◆ **What the exercise asks**
Only the pictures are left out: repeat the rest of the entries exactly.

[Items from a figure collection]
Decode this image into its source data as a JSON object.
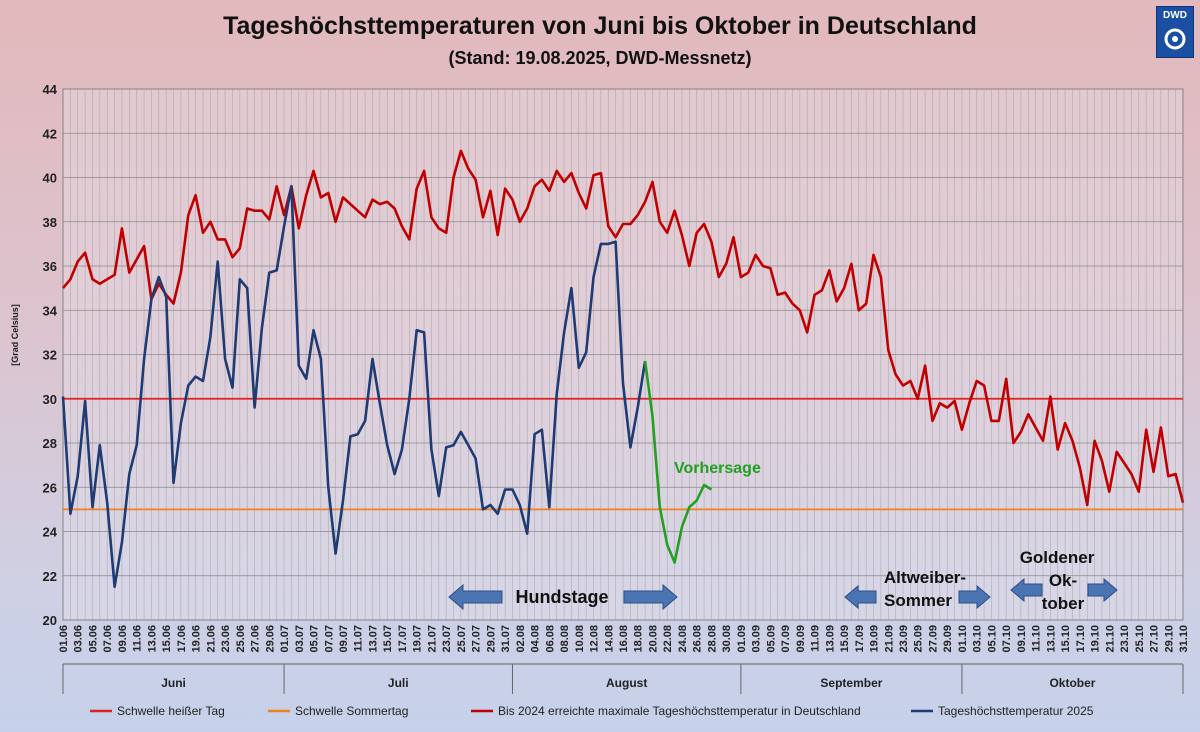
{
  "title": "Tageshöchsttemperaturen von Juni bis Oktober in Deutschland",
  "subtitle": "(Stand: 19.08.2025, DWD-Messnetz)",
  "logo_text": "DWD",
  "colors": {
    "hot_threshold": "#e02020",
    "summer_threshold": "#f08020",
    "record_max": "#c00000",
    "temp_2025": "#1f3b73",
    "forecast": "#22a022"
  },
  "annotations": {
    "forecast": "Vorhersage",
    "dog_days": "Hundstage",
    "indian_summer_1": "Altweiber-",
    "indian_summer_2": "Sommer",
    "golden_october_1": "Goldener",
    "golden_october_2": "Ok-",
    "golden_october_3": "tober"
  },
  "chart_data": {
    "type": "line",
    "ylabel": "[Grad Celsius]",
    "ylim": [
      20,
      44
    ],
    "yticks": [
      20,
      22,
      24,
      26,
      28,
      30,
      32,
      34,
      36,
      38,
      40,
      42,
      44
    ],
    "grid": true,
    "x_start": "01.06",
    "x_end": "31.10",
    "x_tick_labels": [
      "01.06",
      "03.06",
      "05.06",
      "07.06",
      "09.06",
      "11.06",
      "13.06",
      "15.06",
      "17.06",
      "19.06",
      "21.06",
      "23.06",
      "25.06",
      "27.06",
      "29.06",
      "01.07",
      "03.07",
      "05.07",
      "07.07",
      "09.07",
      "11.07",
      "13.07",
      "15.07",
      "17.07",
      "19.07",
      "21.07",
      "23.07",
      "25.07",
      "27.07",
      "29.07",
      "31.07",
      "02.08",
      "04.08",
      "06.08",
      "08.08",
      "10.08",
      "12.08",
      "14.08",
      "16.08",
      "18.08",
      "20.08",
      "22.08",
      "24.08",
      "26.08",
      "28.08",
      "30.08",
      "01.09",
      "03.09",
      "05.09",
      "07.09",
      "09.09",
      "11.09",
      "13.09",
      "15.09",
      "17.09",
      "19.09",
      "21.09",
      "23.09",
      "25.09",
      "27.09",
      "29.09",
      "01.10",
      "03.10",
      "05.10",
      "07.10",
      "09.10",
      "11.10",
      "13.10",
      "15.10",
      "17.10",
      "19.10",
      "21.10",
      "23.10",
      "25.10",
      "27.10",
      "29.10",
      "31.10"
    ],
    "months": [
      "Juni",
      "Juli",
      "August",
      "September",
      "Oktober"
    ],
    "month_days": [
      30,
      31,
      31,
      30,
      31
    ],
    "series": [
      {
        "name": "Schwelle heißer Tag",
        "kind": "threshold",
        "value": 30,
        "color": "#e02020"
      },
      {
        "name": "Schwelle Sommertag",
        "kind": "threshold",
        "value": 25,
        "color": "#f08020"
      },
      {
        "name": "Bis 2024 erreichte maximale Tageshöchsttemperatur in Deutschland",
        "color": "#c00000",
        "values": [
          35.0,
          35.4,
          36.2,
          36.6,
          35.4,
          35.2,
          35.4,
          35.6,
          37.7,
          35.7,
          36.3,
          36.9,
          34.5,
          35.2,
          34.7,
          34.3,
          35.7,
          38.3,
          39.2,
          37.5,
          38.0,
          37.2,
          37.2,
          36.4,
          36.8,
          38.6,
          38.5,
          38.5,
          38.1,
          39.6,
          38.3,
          39.6,
          37.7,
          39.2,
          40.3,
          39.1,
          39.3,
          38.0,
          39.1,
          38.8,
          38.5,
          38.2,
          39.0,
          38.8,
          38.9,
          38.6,
          37.8,
          37.2,
          39.5,
          40.3,
          38.2,
          37.7,
          37.5,
          40.0,
          41.2,
          40.4,
          39.9,
          38.2,
          39.4,
          37.4,
          39.5,
          39.0,
          38.0,
          38.6,
          39.6,
          39.9,
          39.4,
          40.3,
          39.8,
          40.2,
          39.3,
          38.6,
          40.1,
          40.2,
          37.8,
          37.3,
          37.9,
          37.9,
          38.3,
          38.9,
          39.8,
          38.0,
          37.5,
          38.5,
          37.4,
          36.0,
          37.5,
          37.9,
          37.1,
          35.5,
          36.1,
          37.3,
          35.5,
          35.7,
          36.5,
          36.0,
          35.9,
          34.7,
          34.8,
          34.3,
          34.0,
          33.0,
          34.7,
          34.9,
          35.8,
          34.4,
          35.0,
          36.1,
          34.0,
          34.3,
          36.5,
          35.5,
          32.2,
          31.1,
          30.6,
          30.8,
          30.0,
          31.5,
          29.0,
          29.8,
          29.6,
          29.9,
          28.6,
          29.8,
          30.8,
          30.6,
          29.0,
          29.0,
          30.9,
          28.0,
          28.5,
          29.3,
          28.7,
          28.1,
          30.1,
          27.7,
          28.9,
          28.1,
          26.9,
          25.2,
          28.1,
          27.2,
          25.8,
          27.6,
          27.1,
          26.6,
          25.8,
          28.6,
          26.7,
          28.7,
          26.5,
          26.6,
          25.3
        ]
      },
      {
        "name": "Tageshöchsttemperatur 2025",
        "color": "#1f3b73",
        "values": [
          30.1,
          24.8,
          26.5,
          29.9,
          25.1,
          27.9,
          25.3,
          21.5,
          23.5,
          26.6,
          27.9,
          31.8,
          34.5,
          35.5,
          34.6,
          26.2,
          28.9,
          30.6,
          31.0,
          30.8,
          32.8,
          36.2,
          31.8,
          30.5,
          35.4,
          35.0,
          29.6,
          33.2,
          35.7,
          35.8,
          37.8,
          39.6,
          31.5,
          30.9,
          33.1,
          31.8,
          26.0,
          23.0,
          25.4,
          28.3,
          28.4,
          29.0,
          31.8,
          29.8,
          27.9,
          26.6,
          27.7,
          30.0,
          33.1,
          33.0,
          27.7,
          25.6,
          27.8,
          27.9,
          28.5,
          27.9,
          27.3,
          25.0,
          25.2,
          24.8,
          25.9,
          25.9,
          25.2,
          23.9,
          28.4,
          28.6,
          25.1,
          30.2,
          33.0,
          35.0,
          31.4,
          32.1,
          35.5,
          37.0,
          37.0,
          37.1,
          30.7,
          27.8,
          29.6,
          31.7
        ]
      },
      {
        "name": "Vorhersage",
        "color": "#22a022",
        "start_index": 79,
        "values": [
          31.7,
          29.2,
          25.1,
          23.4,
          22.6,
          24.2,
          25.1,
          25.4,
          26.1,
          25.9
        ]
      }
    ],
    "legend": [
      "Schwelle heißer Tag",
      "Schwelle Sommertag",
      "Bis 2024 erreichte maximale Tageshöchsttemperatur in Deutschland",
      "Tageshöchsttemperatur 2025"
    ],
    "legend_position": "bottom",
    "period_arrows": [
      {
        "label": "Hundstage",
        "from": "23.07",
        "to": "23.08"
      },
      {
        "label": "Altweiber-Sommer",
        "from": "15.09",
        "to": "05.10"
      },
      {
        "label": "Goldener Oktober",
        "from": "05.10",
        "to": "20.10"
      }
    ]
  }
}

◆ **Completed task**
Decode this image into its source data as a JSON object.
{
  "title": "Tageshöchsttemperaturen von Juni bis Oktober in Deutschland",
  "subtitle": "(Stand: 19.08.2025, DWD-Messnetz)",
  "logo_text": "DWD",
  "colors": {
    "hot_threshold": "#e02020",
    "summer_threshold": "#f08020",
    "record_max": "#c00000",
    "temp_2025": "#1f3b73",
    "forecast": "#22a022"
  },
  "annotations": {
    "forecast": "Vorhersage",
    "dog_days": "Hundstage",
    "indian_summer_1": "Altweiber-",
    "indian_summer_2": "Sommer",
    "golden_october_1": "Goldener",
    "golden_october_2": "Ok-",
    "golden_october_3": "tober"
  },
  "chart_data": {
    "type": "line",
    "ylabel": "[Grad Celsius]",
    "ylim": [
      20,
      44
    ],
    "yticks": [
      20,
      22,
      24,
      26,
      28,
      30,
      32,
      34,
      36,
      38,
      40,
      42,
      44
    ],
    "grid": true,
    "x_start": "01.06",
    "x_end": "31.10",
    "x_tick_labels": [
      "01.06",
      "03.06",
      "05.06",
      "07.06",
      "09.06",
      "11.06",
      "13.06",
      "15.06",
      "17.06",
      "19.06",
      "21.06",
      "23.06",
      "25.06",
      "27.06",
      "29.06",
      "01.07",
      "03.07",
      "05.07",
      "07.07",
      "09.07",
      "11.07",
      "13.07",
      "15.07",
      "17.07",
      "19.07",
      "21.07",
      "23.07",
      "25.07",
      "27.07",
      "29.07",
      "31.07",
      "02.08",
      "04.08",
      "06.08",
      "08.08",
      "10.08",
      "12.08",
      "14.08",
      "16.08",
      "18.08",
      "20.08",
      "22.08",
      "24.08",
      "26.08",
      "28.08",
      "30.08",
      "01.09",
      "03.09",
      "05.09",
      "07.09",
      "09.09",
      "11.09",
      "13.09",
      "15.09",
      "17.09",
      "19.09",
      "21.09",
      "23.09",
      "25.09",
      "27.09",
      "29.09",
      "01.10",
      "03.10",
      "05.10",
      "07.10",
      "09.10",
      "11.10",
      "13.10",
      "15.10",
      "17.10",
      "19.10",
      "21.10",
      "23.10",
      "25.10",
      "27.10",
      "29.10",
      "31.10"
    ],
    "months": [
      "Juni",
      "Juli",
      "August",
      "September",
      "Oktober"
    ],
    "month_days": [
      30,
      31,
      31,
      30,
      31
    ],
    "series": [
      {
        "name": "Schwelle heißer Tag",
        "kind": "threshold",
        "value": 30,
        "color": "#e02020"
      },
      {
        "name": "Schwelle Sommertag",
        "kind": "threshold",
        "value": 25,
        "color": "#f08020"
      },
      {
        "name": "Bis 2024 erreichte maximale Tageshöchsttemperatur in Deutschland",
        "color": "#c00000",
        "values": [
          35.0,
          35.4,
          36.2,
          36.6,
          35.4,
          35.2,
          35.4,
          35.6,
          37.7,
          35.7,
          36.3,
          36.9,
          34.5,
          35.2,
          34.7,
          34.3,
          35.7,
          38.3,
          39.2,
          37.5,
          38.0,
          37.2,
          37.2,
          36.4,
          36.8,
          38.6,
          38.5,
          38.5,
          38.1,
          39.6,
          38.3,
          39.6,
          37.7,
          39.2,
          40.3,
          39.1,
          39.3,
          38.0,
          39.1,
          38.8,
          38.5,
          38.2,
          39.0,
          38.8,
          38.9,
          38.6,
          37.8,
          37.2,
          39.5,
          40.3,
          38.2,
          37.7,
          37.5,
          40.0,
          41.2,
          40.4,
          39.9,
          38.2,
          39.4,
          37.4,
          39.5,
          39.0,
          38.0,
          38.6,
          39.6,
          39.9,
          39.4,
          40.3,
          39.8,
          40.2,
          39.3,
          38.6,
          40.1,
          40.2,
          37.8,
          37.3,
          37.9,
          37.9,
          38.3,
          38.9,
          39.8,
          38.0,
          37.5,
          38.5,
          37.4,
          36.0,
          37.5,
          37.9,
          37.1,
          35.5,
          36.1,
          37.3,
          35.5,
          35.7,
          36.5,
          36.0,
          35.9,
          34.7,
          34.8,
          34.3,
          34.0,
          33.0,
          34.7,
          34.9,
          35.8,
          34.4,
          35.0,
          36.1,
          34.0,
          34.3,
          36.5,
          35.5,
          32.2,
          31.1,
          30.6,
          30.8,
          30.0,
          31.5,
          29.0,
          29.8,
          29.6,
          29.9,
          28.6,
          29.8,
          30.8,
          30.6,
          29.0,
          29.0,
          30.9,
          28.0,
          28.5,
          29.3,
          28.7,
          28.1,
          30.1,
          27.7,
          28.9,
          28.1,
          26.9,
          25.2,
          28.1,
          27.2,
          25.8,
          27.6,
          27.1,
          26.6,
          25.8,
          28.6,
          26.7,
          28.7,
          26.5,
          26.6,
          25.3
        ]
      },
      {
        "name": "Tageshöchsttemperatur 2025",
        "color": "#1f3b73",
        "values": [
          30.1,
          24.8,
          26.5,
          29.9,
          25.1,
          27.9,
          25.3,
          21.5,
          23.5,
          26.6,
          27.9,
          31.8,
          34.5,
          35.5,
          34.6,
          26.2,
          28.9,
          30.6,
          31.0,
          30.8,
          32.8,
          36.2,
          31.8,
          30.5,
          35.4,
          35.0,
          29.6,
          33.2,
          35.7,
          35.8,
          37.8,
          39.6,
          31.5,
          30.9,
          33.1,
          31.8,
          26.0,
          23.0,
          25.4,
          28.3,
          28.4,
          29.0,
          31.8,
          29.8,
          27.9,
          26.6,
          27.7,
          30.0,
          33.1,
          33.0,
          27.7,
          25.6,
          27.8,
          27.9,
          28.5,
          27.9,
          27.3,
          25.0,
          25.2,
          24.8,
          25.9,
          25.9,
          25.2,
          23.9,
          28.4,
          28.6,
          25.1,
          30.2,
          33.0,
          35.0,
          31.4,
          32.1,
          35.5,
          37.0,
          37.0,
          37.1,
          30.7,
          27.8,
          29.6,
          31.7
        ]
      },
      {
        "name": "Vorhersage",
        "color": "#22a022",
        "start_index": 79,
        "values": [
          31.7,
          29.2,
          25.1,
          23.4,
          22.6,
          24.2,
          25.1,
          25.4,
          26.1,
          25.9
        ]
      }
    ],
    "legend": [
      "Schwelle heißer Tag",
      "Schwelle Sommertag",
      "Bis 2024 erreichte maximale Tageshöchsttemperatur in Deutschland",
      "Tageshöchsttemperatur 2025"
    ],
    "legend_position": "bottom",
    "period_arrows": [
      {
        "label": "Hundstage",
        "from": "23.07",
        "to": "23.08"
      },
      {
        "label": "Altweiber-Sommer",
        "from": "15.09",
        "to": "05.10"
      },
      {
        "label": "Goldener Oktober",
        "from": "05.10",
        "to": "20.10"
      }
    ]
  }
}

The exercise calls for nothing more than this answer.